* **Short task**
Would you pull out every line of the material that contains the string "screenshot"?

:: Extracted material ::

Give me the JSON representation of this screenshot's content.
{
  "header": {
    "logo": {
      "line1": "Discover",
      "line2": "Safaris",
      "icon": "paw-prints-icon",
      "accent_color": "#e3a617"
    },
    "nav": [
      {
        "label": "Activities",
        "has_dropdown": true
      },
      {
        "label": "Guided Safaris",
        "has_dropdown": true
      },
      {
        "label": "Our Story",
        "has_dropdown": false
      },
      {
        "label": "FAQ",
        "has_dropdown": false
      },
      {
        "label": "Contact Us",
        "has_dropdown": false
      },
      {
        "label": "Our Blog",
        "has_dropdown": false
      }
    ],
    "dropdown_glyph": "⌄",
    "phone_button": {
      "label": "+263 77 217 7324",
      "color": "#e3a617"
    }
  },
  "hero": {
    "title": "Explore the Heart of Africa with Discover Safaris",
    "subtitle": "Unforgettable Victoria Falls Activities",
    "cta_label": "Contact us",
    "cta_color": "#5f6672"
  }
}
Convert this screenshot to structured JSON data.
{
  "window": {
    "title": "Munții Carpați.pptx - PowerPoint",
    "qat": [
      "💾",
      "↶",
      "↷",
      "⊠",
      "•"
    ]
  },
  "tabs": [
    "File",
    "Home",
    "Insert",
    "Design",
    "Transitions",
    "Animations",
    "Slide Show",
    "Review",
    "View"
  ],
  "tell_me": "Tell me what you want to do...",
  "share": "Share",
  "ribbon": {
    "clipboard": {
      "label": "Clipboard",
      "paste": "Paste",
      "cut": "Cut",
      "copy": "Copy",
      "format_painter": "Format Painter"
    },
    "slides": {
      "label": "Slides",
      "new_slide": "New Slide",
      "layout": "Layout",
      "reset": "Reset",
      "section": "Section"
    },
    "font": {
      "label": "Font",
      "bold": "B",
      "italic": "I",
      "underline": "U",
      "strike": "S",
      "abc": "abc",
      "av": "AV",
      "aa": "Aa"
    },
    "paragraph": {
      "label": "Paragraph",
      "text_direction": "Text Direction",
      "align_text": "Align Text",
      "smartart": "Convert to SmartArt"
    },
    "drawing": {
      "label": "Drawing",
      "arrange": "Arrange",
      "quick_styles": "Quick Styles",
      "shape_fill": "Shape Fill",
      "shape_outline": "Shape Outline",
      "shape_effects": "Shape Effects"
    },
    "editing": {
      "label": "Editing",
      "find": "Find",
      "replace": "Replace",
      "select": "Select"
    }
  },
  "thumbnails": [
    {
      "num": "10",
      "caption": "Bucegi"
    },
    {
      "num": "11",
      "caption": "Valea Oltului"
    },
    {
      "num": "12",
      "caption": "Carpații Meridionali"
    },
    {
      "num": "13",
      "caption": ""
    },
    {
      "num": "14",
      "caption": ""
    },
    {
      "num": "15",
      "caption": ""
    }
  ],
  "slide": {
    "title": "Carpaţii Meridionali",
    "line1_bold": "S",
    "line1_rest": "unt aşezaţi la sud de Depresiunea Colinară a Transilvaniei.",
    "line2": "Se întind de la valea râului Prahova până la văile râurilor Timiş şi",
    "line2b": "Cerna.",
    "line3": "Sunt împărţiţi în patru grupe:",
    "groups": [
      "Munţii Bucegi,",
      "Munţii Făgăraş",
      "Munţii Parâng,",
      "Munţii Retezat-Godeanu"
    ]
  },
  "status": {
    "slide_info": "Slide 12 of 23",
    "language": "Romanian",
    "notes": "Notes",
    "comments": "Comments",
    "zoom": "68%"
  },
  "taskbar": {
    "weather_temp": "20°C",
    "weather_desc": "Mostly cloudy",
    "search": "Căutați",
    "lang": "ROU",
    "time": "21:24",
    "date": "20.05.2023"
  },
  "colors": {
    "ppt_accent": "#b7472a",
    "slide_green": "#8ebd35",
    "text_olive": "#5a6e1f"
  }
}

:::

* **Answer to the exercise**
Give me the JSON representation of this screenshot's content.
Convert this screenshot to structured JSON data.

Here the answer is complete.